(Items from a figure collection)

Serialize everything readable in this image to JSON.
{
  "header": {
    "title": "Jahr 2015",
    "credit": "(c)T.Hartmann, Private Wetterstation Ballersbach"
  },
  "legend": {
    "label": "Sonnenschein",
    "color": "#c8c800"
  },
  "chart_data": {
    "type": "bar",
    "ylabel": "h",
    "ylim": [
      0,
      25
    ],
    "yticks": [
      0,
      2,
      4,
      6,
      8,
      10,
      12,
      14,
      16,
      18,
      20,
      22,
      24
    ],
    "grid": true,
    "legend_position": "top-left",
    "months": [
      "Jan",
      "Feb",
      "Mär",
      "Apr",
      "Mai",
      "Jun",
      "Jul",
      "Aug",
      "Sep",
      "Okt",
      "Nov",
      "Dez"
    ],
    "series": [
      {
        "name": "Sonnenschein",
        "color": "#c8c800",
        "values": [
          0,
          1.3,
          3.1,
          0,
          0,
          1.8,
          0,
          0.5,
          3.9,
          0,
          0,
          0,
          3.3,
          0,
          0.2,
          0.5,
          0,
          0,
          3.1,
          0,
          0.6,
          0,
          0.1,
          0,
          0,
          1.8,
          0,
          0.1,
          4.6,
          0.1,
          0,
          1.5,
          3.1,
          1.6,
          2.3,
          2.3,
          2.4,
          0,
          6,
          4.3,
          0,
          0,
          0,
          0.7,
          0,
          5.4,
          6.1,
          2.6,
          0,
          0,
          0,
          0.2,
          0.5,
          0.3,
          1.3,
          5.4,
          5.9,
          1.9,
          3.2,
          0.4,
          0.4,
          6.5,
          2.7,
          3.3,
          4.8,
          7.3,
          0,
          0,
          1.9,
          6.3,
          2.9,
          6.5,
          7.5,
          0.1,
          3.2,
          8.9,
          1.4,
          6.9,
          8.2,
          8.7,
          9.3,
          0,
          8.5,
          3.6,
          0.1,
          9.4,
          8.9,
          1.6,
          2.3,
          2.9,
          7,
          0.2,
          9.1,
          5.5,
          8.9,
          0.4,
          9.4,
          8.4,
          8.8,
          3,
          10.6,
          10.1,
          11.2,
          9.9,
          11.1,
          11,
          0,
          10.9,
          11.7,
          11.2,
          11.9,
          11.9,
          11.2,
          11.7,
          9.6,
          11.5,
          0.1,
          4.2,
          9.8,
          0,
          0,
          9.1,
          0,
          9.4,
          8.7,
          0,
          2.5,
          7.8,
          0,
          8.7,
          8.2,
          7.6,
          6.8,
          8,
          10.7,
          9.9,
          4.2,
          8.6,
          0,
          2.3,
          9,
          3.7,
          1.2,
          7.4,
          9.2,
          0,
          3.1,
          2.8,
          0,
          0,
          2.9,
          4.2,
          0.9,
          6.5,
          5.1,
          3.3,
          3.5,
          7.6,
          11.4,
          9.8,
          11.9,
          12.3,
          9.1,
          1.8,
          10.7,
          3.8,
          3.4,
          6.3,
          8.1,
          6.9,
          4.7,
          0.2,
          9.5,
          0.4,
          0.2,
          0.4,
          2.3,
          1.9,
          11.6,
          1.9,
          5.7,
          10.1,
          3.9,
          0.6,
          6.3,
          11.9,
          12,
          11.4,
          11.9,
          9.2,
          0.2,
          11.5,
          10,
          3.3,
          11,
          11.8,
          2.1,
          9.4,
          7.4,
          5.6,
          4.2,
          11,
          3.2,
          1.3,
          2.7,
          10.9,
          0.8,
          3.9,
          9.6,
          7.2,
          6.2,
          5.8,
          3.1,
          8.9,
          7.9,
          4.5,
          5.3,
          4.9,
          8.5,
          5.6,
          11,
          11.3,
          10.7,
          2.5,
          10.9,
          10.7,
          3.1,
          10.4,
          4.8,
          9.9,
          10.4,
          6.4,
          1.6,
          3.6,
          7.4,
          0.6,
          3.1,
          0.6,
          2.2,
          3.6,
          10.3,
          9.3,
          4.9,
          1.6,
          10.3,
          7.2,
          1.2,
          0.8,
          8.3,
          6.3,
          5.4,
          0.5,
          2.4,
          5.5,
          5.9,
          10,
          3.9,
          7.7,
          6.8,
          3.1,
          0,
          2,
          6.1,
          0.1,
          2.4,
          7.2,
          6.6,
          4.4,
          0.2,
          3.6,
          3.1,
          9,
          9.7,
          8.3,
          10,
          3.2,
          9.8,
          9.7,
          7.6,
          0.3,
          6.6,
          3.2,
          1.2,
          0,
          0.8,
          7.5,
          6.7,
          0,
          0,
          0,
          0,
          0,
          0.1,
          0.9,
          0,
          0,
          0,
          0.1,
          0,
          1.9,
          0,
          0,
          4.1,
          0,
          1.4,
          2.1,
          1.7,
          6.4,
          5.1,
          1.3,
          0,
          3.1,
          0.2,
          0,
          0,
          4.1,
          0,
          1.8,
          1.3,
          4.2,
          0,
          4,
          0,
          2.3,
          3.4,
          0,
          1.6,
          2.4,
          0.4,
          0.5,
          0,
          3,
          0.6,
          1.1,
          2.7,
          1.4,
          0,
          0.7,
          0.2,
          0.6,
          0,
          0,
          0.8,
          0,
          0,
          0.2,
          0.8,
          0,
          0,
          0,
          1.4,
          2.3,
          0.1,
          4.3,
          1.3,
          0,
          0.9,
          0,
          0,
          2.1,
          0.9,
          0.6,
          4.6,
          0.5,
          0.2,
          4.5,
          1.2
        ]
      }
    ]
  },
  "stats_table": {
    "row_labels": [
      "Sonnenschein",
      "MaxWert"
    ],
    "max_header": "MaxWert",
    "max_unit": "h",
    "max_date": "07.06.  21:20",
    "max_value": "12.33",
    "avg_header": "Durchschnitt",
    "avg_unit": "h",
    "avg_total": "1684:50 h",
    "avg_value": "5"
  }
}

What to produce -
Recite the full listing above exactly.

Exercise response -
Serialize everything readable in this image to JSON.
{
  "header": {
    "title": "Jahr 2015",
    "credit": "(c)T.Hartmann, Private Wetterstation Ballersbach"
  },
  "legend": {
    "label": "Sonnenschein",
    "color": "#c8c800"
  },
  "chart_data": {
    "type": "bar",
    "ylabel": "h",
    "ylim": [
      0,
      25
    ],
    "yticks": [
      0,
      2,
      4,
      6,
      8,
      10,
      12,
      14,
      16,
      18,
      20,
      22,
      24
    ],
    "grid": true,
    "legend_position": "top-left",
    "months": [
      "Jan",
      "Feb",
      "Mär",
      "Apr",
      "Mai",
      "Jun",
      "Jul",
      "Aug",
      "Sep",
      "Okt",
      "Nov",
      "Dez"
    ],
    "series": [
      {
        "name": "Sonnenschein",
        "color": "#c8c800",
        "values": [
          0,
          1.3,
          3.1,
          0,
          0,
          1.8,
          0,
          0.5,
          3.9,
          0,
          0,
          0,
          3.3,
          0,
          0.2,
          0.5,
          0,
          0,
          3.1,
          0,
          0.6,
          0,
          0.1,
          0,
          0,
          1.8,
          0,
          0.1,
          4.6,
          0.1,
          0,
          1.5,
          3.1,
          1.6,
          2.3,
          2.3,
          2.4,
          0,
          6,
          4.3,
          0,
          0,
          0,
          0.7,
          0,
          5.4,
          6.1,
          2.6,
          0,
          0,
          0,
          0.2,
          0.5,
          0.3,
          1.3,
          5.4,
          5.9,
          1.9,
          3.2,
          0.4,
          0.4,
          6.5,
          2.7,
          3.3,
          4.8,
          7.3,
          0,
          0,
          1.9,
          6.3,
          2.9,
          6.5,
          7.5,
          0.1,
          3.2,
          8.9,
          1.4,
          6.9,
          8.2,
          8.7,
          9.3,
          0,
          8.5,
          3.6,
          0.1,
          9.4,
          8.9,
          1.6,
          2.3,
          2.9,
          7,
          0.2,
          9.1,
          5.5,
          8.9,
          0.4,
          9.4,
          8.4,
          8.8,
          3,
          10.6,
          10.1,
          11.2,
          9.9,
          11.1,
          11,
          0,
          10.9,
          11.7,
          11.2,
          11.9,
          11.9,
          11.2,
          11.7,
          9.6,
          11.5,
          0.1,
          4.2,
          9.8,
          0,
          0,
          9.1,
          0,
          9.4,
          8.7,
          0,
          2.5,
          7.8,
          0,
          8.7,
          8.2,
          7.6,
          6.8,
          8,
          10.7,
          9.9,
          4.2,
          8.6,
          0,
          2.3,
          9,
          3.7,
          1.2,
          7.4,
          9.2,
          0,
          3.1,
          2.8,
          0,
          0,
          2.9,
          4.2,
          0.9,
          6.5,
          5.1,
          3.3,
          3.5,
          7.6,
          11.4,
          9.8,
          11.9,
          12.3,
          9.1,
          1.8,
          10.7,
          3.8,
          3.4,
          6.3,
          8.1,
          6.9,
          4.7,
          0.2,
          9.5,
          0.4,
          0.2,
          0.4,
          2.3,
          1.9,
          11.6,
          1.9,
          5.7,
          10.1,
          3.9,
          0.6,
          6.3,
          11.9,
          12,
          11.4,
          11.9,
          9.2,
          0.2,
          11.5,
          10,
          3.3,
          11,
          11.8,
          2.1,
          9.4,
          7.4,
          5.6,
          4.2,
          11,
          3.2,
          1.3,
          2.7,
          10.9,
          0.8,
          3.9,
          9.6,
          7.2,
          6.2,
          5.8,
          3.1,
          8.9,
          7.9,
          4.5,
          5.3,
          4.9,
          8.5,
          5.6,
          11,
          11.3,
          10.7,
          2.5,
          10.9,
          10.7,
          3.1,
          10.4,
          4.8,
          9.9,
          10.4,
          6.4,
          1.6,
          3.6,
          7.4,
          0.6,
          3.1,
          0.6,
          2.2,
          3.6,
          10.3,
          9.3,
          4.9,
          1.6,
          10.3,
          7.2,
          1.2,
          0.8,
          8.3,
          6.3,
          5.4,
          0.5,
          2.4,
          5.5,
          5.9,
          10,
          3.9,
          7.7,
          6.8,
          3.1,
          0,
          2,
          6.1,
          0.1,
          2.4,
          7.2,
          6.6,
          4.4,
          0.2,
          3.6,
          3.1,
          9,
          9.7,
          8.3,
          10,
          3.2,
          9.8,
          9.7,
          7.6,
          0.3,
          6.6,
          3.2,
          1.2,
          0,
          0.8,
          7.5,
          6.7,
          0,
          0,
          0,
          0,
          0,
          0.1,
          0.9,
          0,
          0,
          0,
          0.1,
          0,
          1.9,
          0,
          0,
          4.1,
          0,
          1.4,
          2.1,
          1.7,
          6.4,
          5.1,
          1.3,
          0,
          3.1,
          0.2,
          0,
          0,
          4.1,
          0,
          1.8,
          1.3,
          4.2,
          0,
          4,
          0,
          2.3,
          3.4,
          0,
          1.6,
          2.4,
          0.4,
          0.5,
          0,
          3,
          0.6,
          1.1,
          2.7,
          1.4,
          0,
          0.7,
          0.2,
          0.6,
          0,
          0,
          0.8,
          0,
          0,
          0.2,
          0.8,
          0,
          0,
          0,
          1.4,
          2.3,
          0.1,
          4.3,
          1.3,
          0,
          0.9,
          0,
          0,
          2.1,
          0.9,
          0.6,
          4.6,
          0.5,
          0.2,
          4.5,
          1.2
        ]
      }
    ]
  },
  "stats_table": {
    "row_labels": [
      "Sonnenschein",
      "MaxWert"
    ],
    "max_header": "MaxWert",
    "max_unit": "h",
    "max_date": "07.06.  21:20",
    "max_value": "12.33",
    "avg_header": "Durchschnitt",
    "avg_unit": "h",
    "avg_total": "1684:50 h",
    "avg_value": "5"
  }
}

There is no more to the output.